**DATA FOR THIS EXERCISE**.
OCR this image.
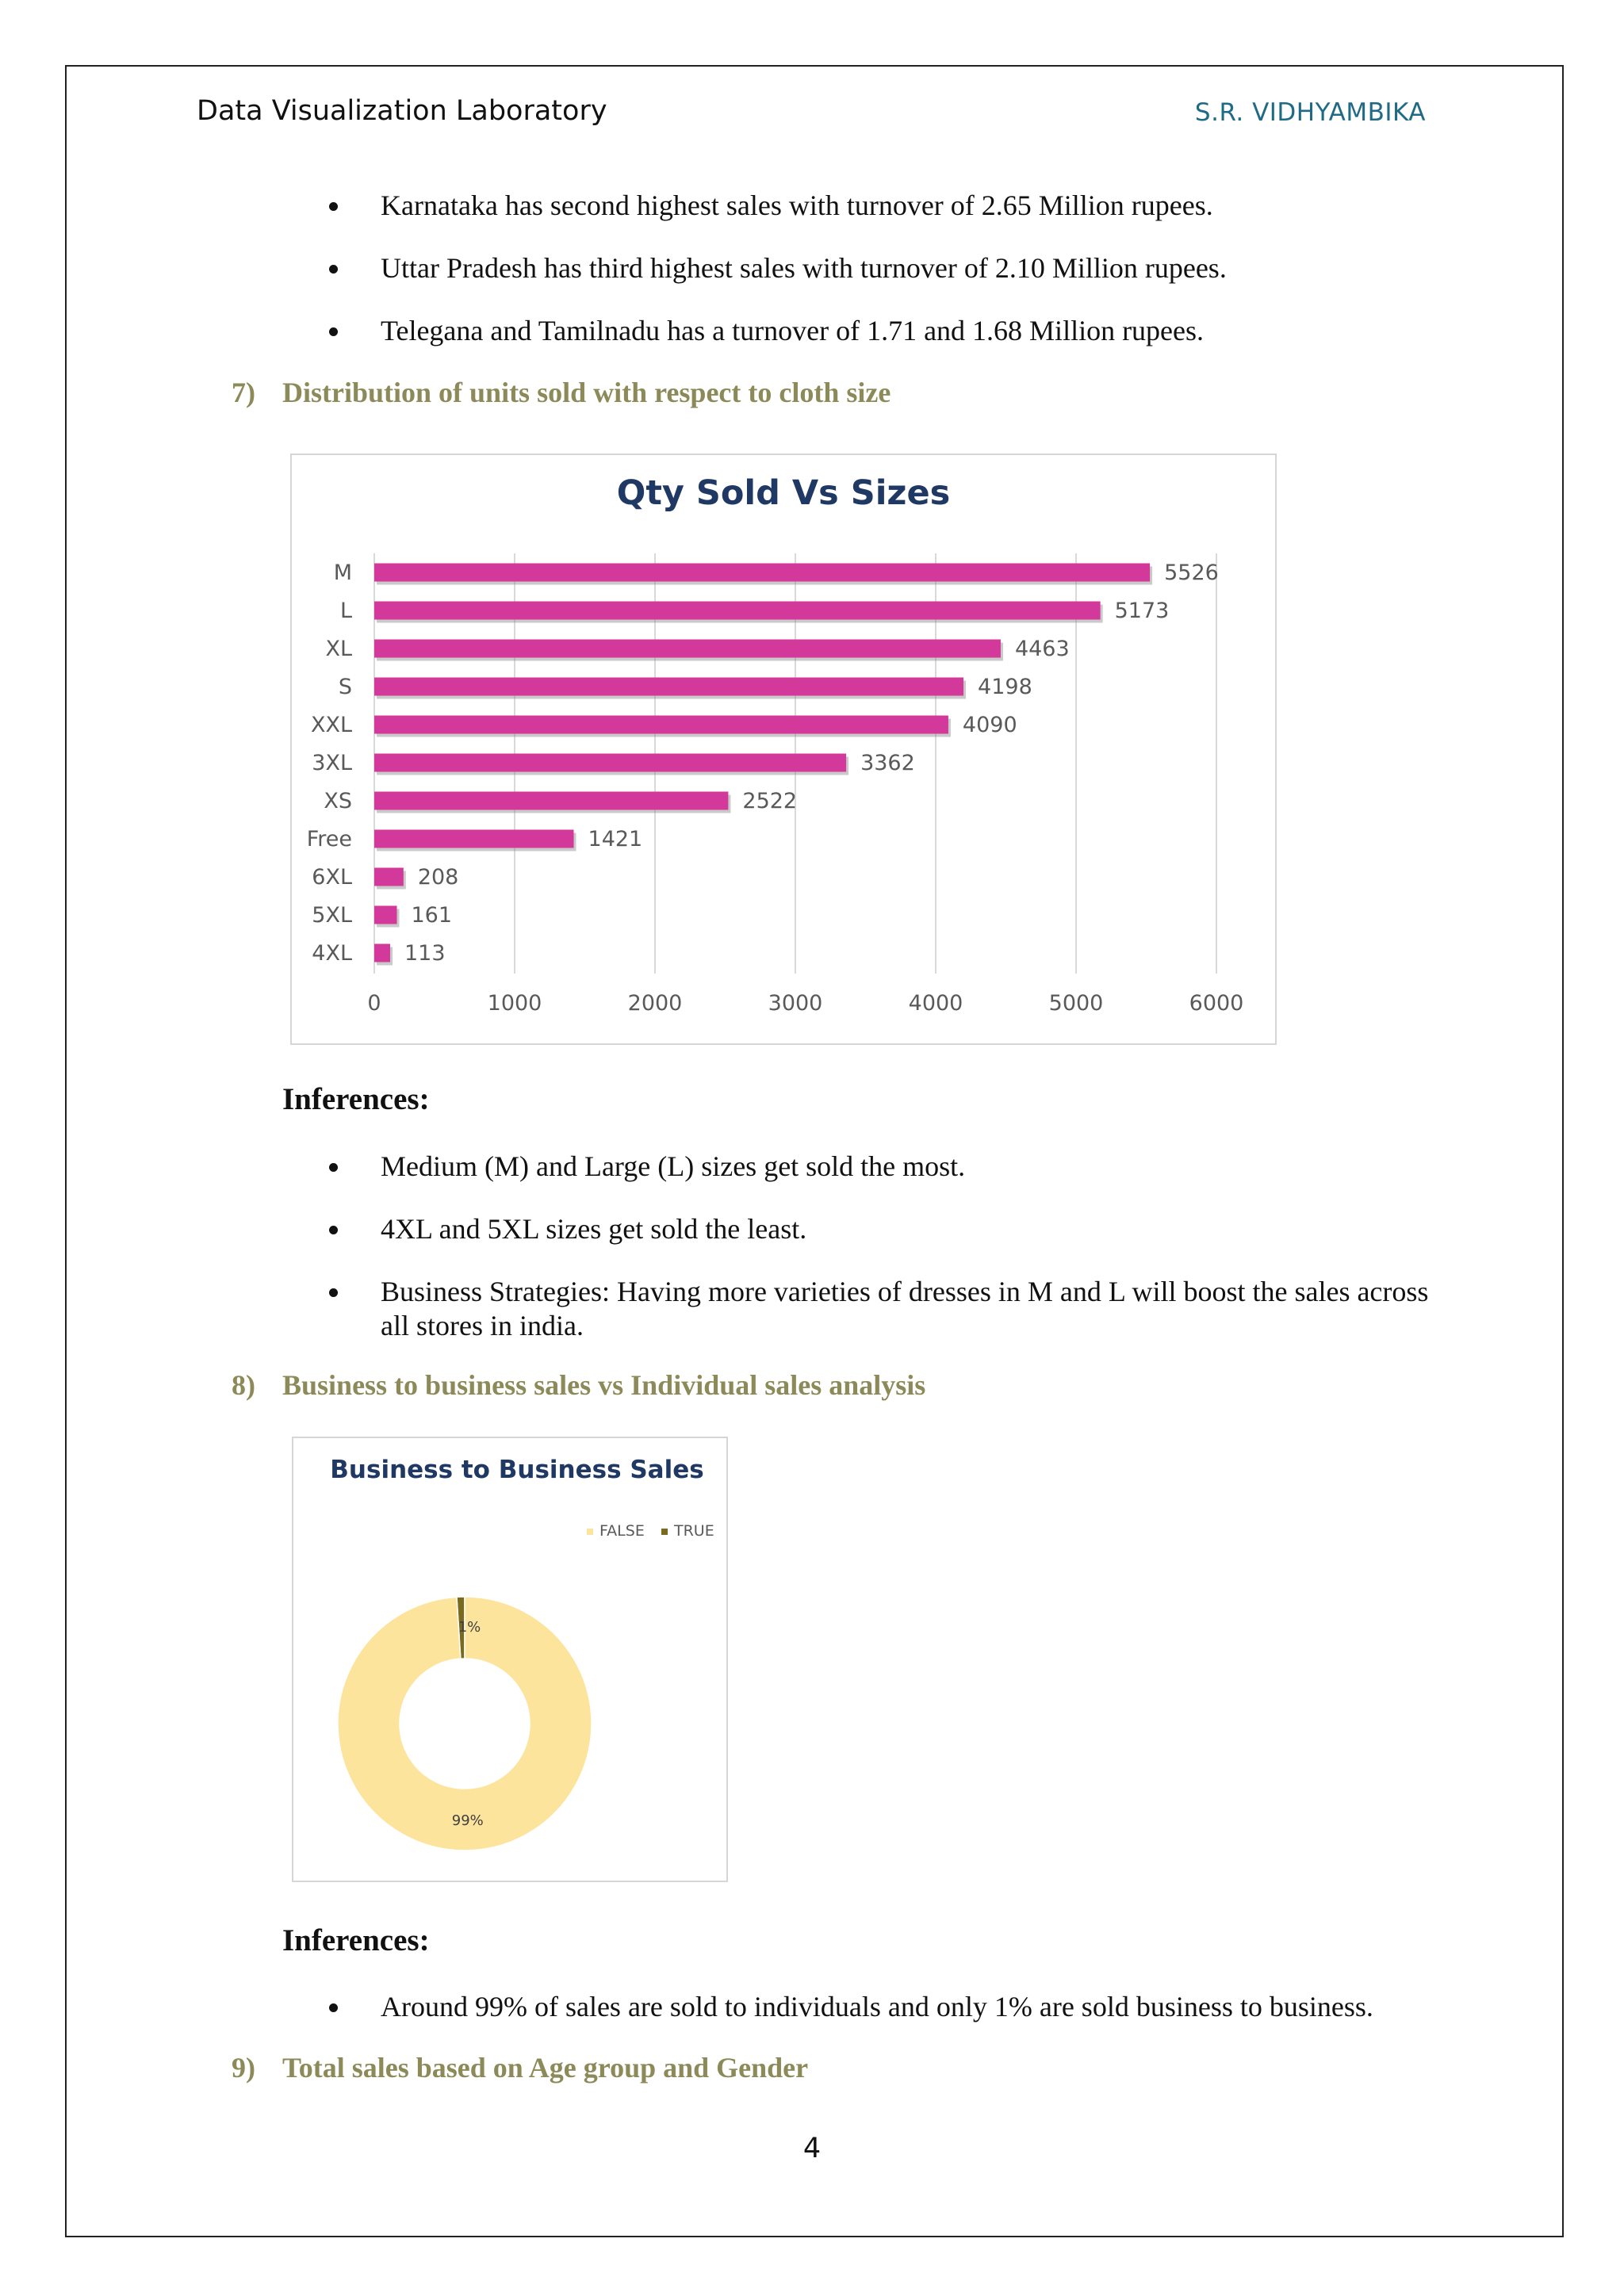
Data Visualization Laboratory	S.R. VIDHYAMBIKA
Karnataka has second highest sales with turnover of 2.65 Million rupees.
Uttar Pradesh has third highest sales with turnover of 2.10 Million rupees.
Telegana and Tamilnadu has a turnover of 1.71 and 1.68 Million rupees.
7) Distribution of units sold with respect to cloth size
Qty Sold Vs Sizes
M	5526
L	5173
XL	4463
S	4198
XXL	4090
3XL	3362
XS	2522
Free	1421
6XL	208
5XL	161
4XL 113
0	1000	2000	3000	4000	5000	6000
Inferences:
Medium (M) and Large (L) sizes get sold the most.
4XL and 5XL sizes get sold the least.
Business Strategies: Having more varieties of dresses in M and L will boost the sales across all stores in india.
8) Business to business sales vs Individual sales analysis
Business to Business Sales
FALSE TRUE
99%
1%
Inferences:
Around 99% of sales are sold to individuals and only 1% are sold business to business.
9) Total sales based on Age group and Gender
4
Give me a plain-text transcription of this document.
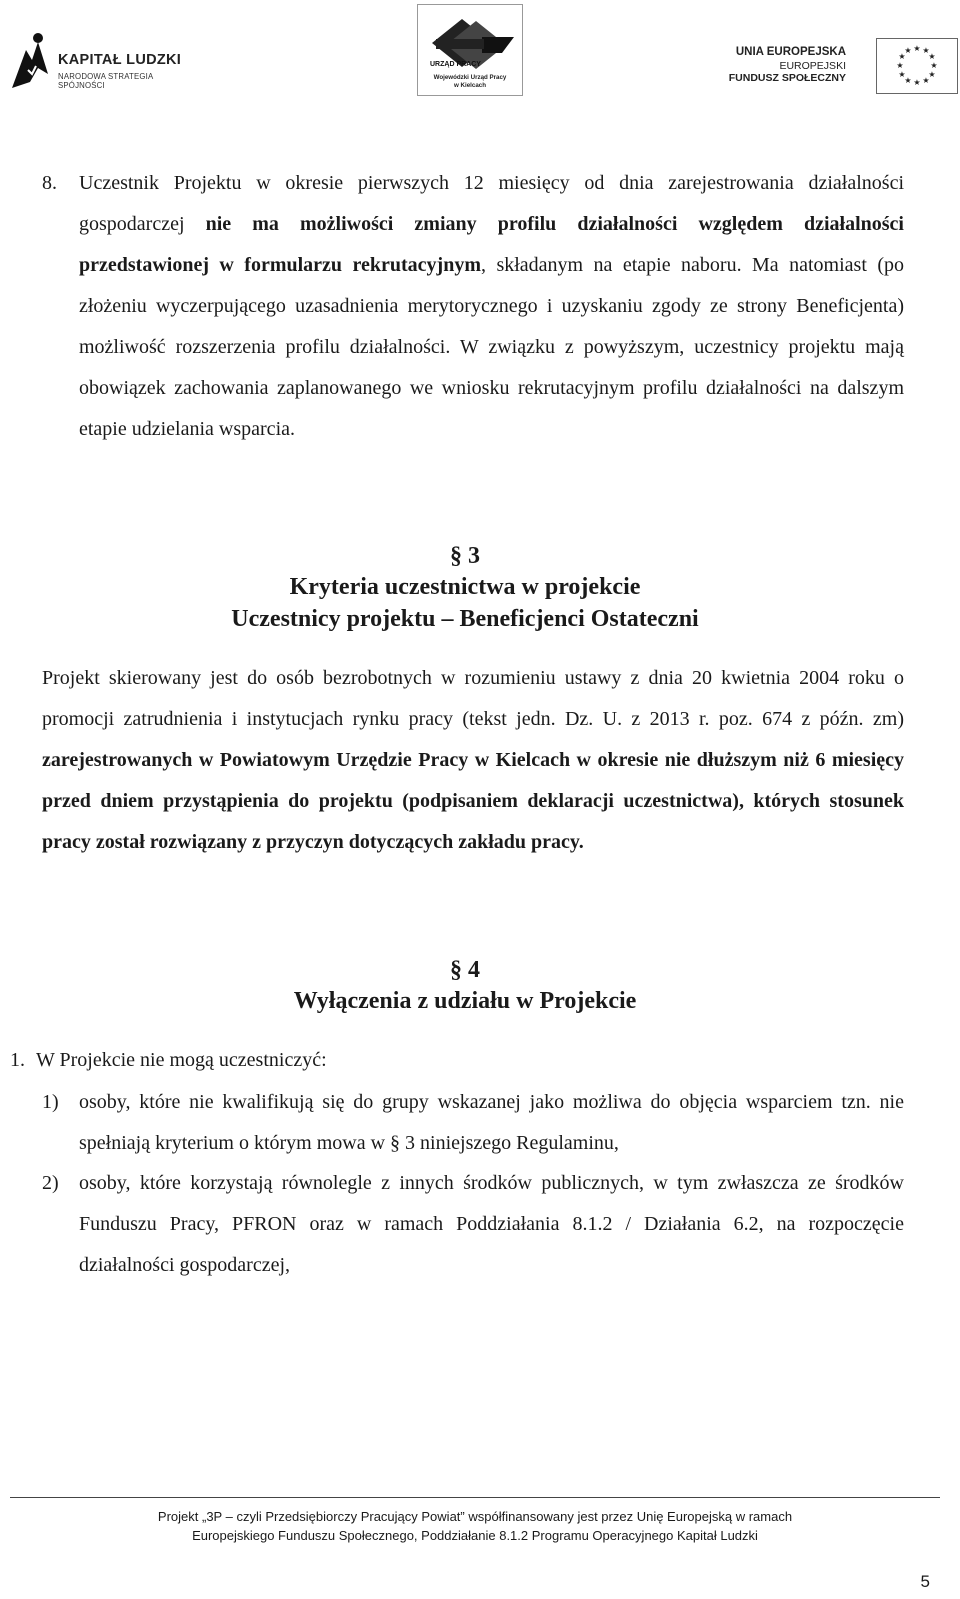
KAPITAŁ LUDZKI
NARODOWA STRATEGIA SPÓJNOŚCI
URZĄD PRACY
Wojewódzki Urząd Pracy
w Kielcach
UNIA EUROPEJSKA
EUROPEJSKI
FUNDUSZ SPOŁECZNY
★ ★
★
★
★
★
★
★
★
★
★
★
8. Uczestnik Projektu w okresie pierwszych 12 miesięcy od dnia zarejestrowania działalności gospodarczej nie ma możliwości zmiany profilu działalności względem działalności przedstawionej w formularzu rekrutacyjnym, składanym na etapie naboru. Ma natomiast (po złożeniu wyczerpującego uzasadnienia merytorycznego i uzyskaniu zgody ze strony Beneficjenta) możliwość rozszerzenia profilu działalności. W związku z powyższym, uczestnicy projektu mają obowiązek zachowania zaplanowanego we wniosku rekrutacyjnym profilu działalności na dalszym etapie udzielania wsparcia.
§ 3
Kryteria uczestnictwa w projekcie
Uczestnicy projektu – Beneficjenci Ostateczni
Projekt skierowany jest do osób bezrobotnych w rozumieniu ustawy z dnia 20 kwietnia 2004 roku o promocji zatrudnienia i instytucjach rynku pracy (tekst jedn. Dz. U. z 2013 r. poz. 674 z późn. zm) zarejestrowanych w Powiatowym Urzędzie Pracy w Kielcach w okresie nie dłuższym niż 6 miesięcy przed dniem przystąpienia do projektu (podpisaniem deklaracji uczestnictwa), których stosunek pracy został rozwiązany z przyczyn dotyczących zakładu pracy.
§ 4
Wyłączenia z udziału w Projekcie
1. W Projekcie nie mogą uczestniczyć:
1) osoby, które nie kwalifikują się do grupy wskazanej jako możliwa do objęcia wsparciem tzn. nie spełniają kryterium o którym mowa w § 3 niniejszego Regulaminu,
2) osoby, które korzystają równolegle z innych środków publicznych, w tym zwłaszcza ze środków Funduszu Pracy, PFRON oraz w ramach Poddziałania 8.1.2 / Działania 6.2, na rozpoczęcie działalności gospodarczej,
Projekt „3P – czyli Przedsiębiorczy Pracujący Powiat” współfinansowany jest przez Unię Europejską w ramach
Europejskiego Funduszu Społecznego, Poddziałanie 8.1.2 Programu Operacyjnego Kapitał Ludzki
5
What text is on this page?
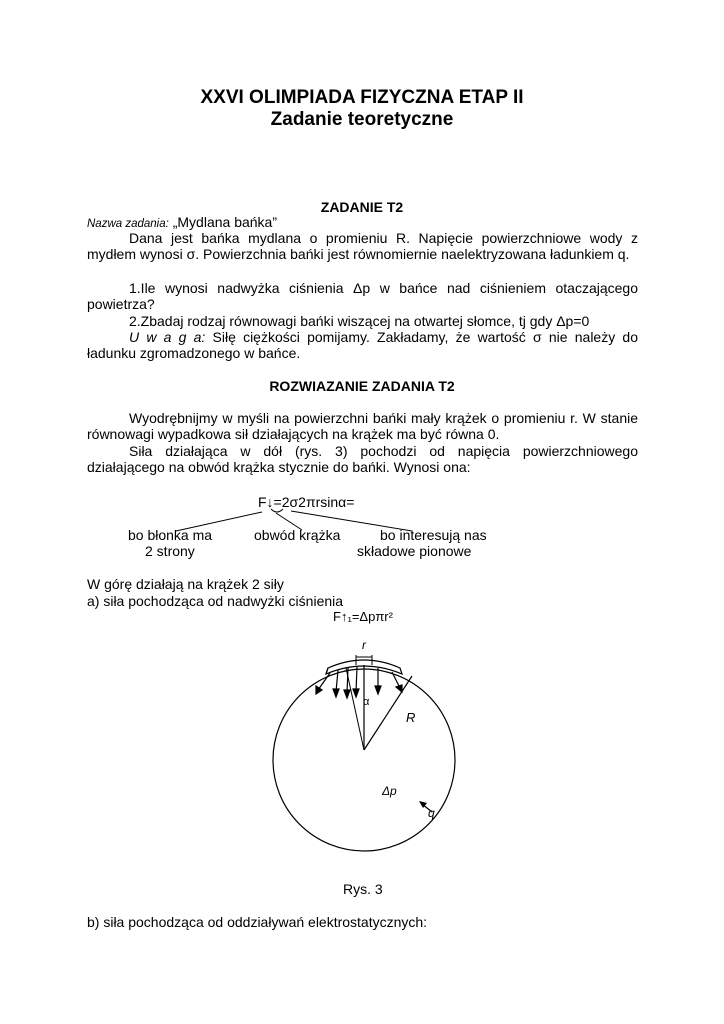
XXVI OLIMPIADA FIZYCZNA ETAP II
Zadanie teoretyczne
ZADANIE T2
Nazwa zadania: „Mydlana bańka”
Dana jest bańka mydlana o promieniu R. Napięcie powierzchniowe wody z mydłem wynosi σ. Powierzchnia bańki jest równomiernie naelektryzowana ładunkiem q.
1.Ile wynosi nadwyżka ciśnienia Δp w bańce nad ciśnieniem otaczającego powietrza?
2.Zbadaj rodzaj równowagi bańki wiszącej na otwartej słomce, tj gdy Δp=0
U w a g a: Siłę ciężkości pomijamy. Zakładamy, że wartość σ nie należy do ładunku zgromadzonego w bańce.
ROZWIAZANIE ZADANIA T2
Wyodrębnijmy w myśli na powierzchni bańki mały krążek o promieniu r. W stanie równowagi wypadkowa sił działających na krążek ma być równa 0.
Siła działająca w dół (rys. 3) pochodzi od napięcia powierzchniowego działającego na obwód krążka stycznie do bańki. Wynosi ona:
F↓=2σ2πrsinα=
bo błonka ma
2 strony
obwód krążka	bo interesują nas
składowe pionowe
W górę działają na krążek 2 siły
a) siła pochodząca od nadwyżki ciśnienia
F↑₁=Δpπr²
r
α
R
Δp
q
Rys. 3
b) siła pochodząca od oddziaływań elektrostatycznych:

**REQUIREMENTS**.
Transcribe the whole listing exactly. Pictures stay out of your copy.

**RESPONSE**.
OCR this image.
Data Visualization Laboratory	S.R. VIDHYAMBIKA
Karnataka has second highest sales with turnover of 2.65 Million rupees.
Uttar Pradesh has third highest sales with turnover of 2.10 Million rupees.
Telegana and Tamilnadu has a turnover of 1.71 and 1.68 Million rupees.
7) Distribution of units sold with respect to cloth size
Qty Sold Vs Sizes
M	5526
L	5173
XL	4463
S	4198
XXL	4090
3XL	3362
XS	2522
Free	1421
6XL	208
5XL	161
4XL 113
0	1000	2000	3000	4000	5000	6000
Inferences:
Medium (M) and Large (L) sizes get sold the most.
4XL and 5XL sizes get sold the least.
Business Strategies: Having more varieties of dresses in M and L will boost the sales across all stores in india.
8) Business to business sales vs Individual sales analysis
Business to Business Sales
FALSE TRUE
99%
1%
Inferences:
Around 99% of sales are sold to individuals and only 1% are sold business to business.
9) Total sales based on Age group and Gender
4
Give me a plain-text transcription of this document.
KAPITAŁ LUDZKI
NARODOWA STRATEGIA SPÓJNOŚCI
URZĄD PRACY
Wojewódzki Urząd Pracy
w Kielcach
UNIA EUROPEJSKA
EUROPEJSKI
FUNDUSZ SPOŁECZNY
★ ★
★
★
★
★
★
★
★
★
★
★
8. Uczestnik Projektu w okresie pierwszych 12 miesięcy od dnia zarejestrowania działalności gospodarczej nie ma możliwości zmiany profilu działalności względem działalności przedstawionej w formularzu rekrutacyjnym, składanym na etapie naboru. Ma natomiast (po złożeniu wyczerpującego uzasadnienia merytorycznego i uzyskaniu zgody ze strony Beneficjenta) możliwość rozszerzenia profilu działalności. W związku z powyższym, uczestnicy projektu mają obowiązek zachowania zaplanowanego we wniosku rekrutacyjnym profilu działalności na dalszym etapie udzielania wsparcia.
§ 3
Kryteria uczestnictwa w projekcie
Uczestnicy projektu – Beneficjenci Ostateczni
Projekt skierowany jest do osób bezrobotnych w rozumieniu ustawy z dnia 20 kwietnia 2004 roku o promocji zatrudnienia i instytucjach rynku pracy (tekst jedn. Dz. U. z 2013 r. poz. 674 z późn. zm) zarejestrowanych w Powiatowym Urzędzie Pracy w Kielcach w okresie nie dłuższym niż 6 miesięcy przed dniem przystąpienia do projektu (podpisaniem deklaracji uczestnictwa), których stosunek pracy został rozwiązany z przyczyn dotyczących zakładu pracy.
§ 4
Wyłączenia z udziału w Projekcie
1. W Projekcie nie mogą uczestniczyć:
1) osoby, które nie kwalifikują się do grupy wskazanej jako możliwa do objęcia wsparciem tzn. nie spełniają kryterium o którym mowa w § 3 niniejszego Regulaminu,
2) osoby, które korzystają równolegle z innych środków publicznych, w tym zwłaszcza ze środków Funduszu Pracy, PFRON oraz w ramach Poddziałania 8.1.2 / Działania 6.2, na rozpoczęcie działalności gospodarczej,
Projekt „3P – czyli Przedsiębiorczy Pracujący Powiat” współfinansowany jest przez Unię Europejską w ramach
Europejskiego Funduszu Społecznego, Poddziałanie 8.1.2 Programu Operacyjnego Kapitał Ludzki
5
What text is on this page?
XXVI OLIMPIADA FIZYCZNA ETAP II
Zadanie teoretyczne
ZADANIE T2
Nazwa zadania: „Mydlana bańka”
Dana jest bańka mydlana o promieniu R. Napięcie powierzchniowe wody z mydłem wynosi σ. Powierzchnia bańki jest równomiernie naelektryzowana ładunkiem q.
1.Ile wynosi nadwyżka ciśnienia Δp w bańce nad ciśnieniem otaczającego powietrza?
2.Zbadaj rodzaj równowagi bańki wiszącej na otwartej słomce, tj gdy Δp=0
U w a g a: Siłę ciężkości pomijamy. Zakładamy, że wartość σ nie należy do ładunku zgromadzonego w bańce.
ROZWIAZANIE ZADANIA T2
Wyodrębnijmy w myśli na powierzchni bańki mały krążek o promieniu r. W stanie równowagi wypadkowa sił działających na krążek ma być równa 0.
Siła działająca w dół (rys. 3) pochodzi od napięcia powierzchniowego działającego na obwód krążka stycznie do bańki. Wynosi ona:
F↓=2σ2πrsinα=
bo błonka ma
2 strony
obwód krążka	bo interesują nas
składowe pionowe
W górę działają na krążek 2 siły
a) siła pochodząca od nadwyżki ciśnienia
F↑₁=Δpπr²
r
α
R
Δp
q
Rys. 3
b) siła pochodząca od oddziaływań elektrostatycznych:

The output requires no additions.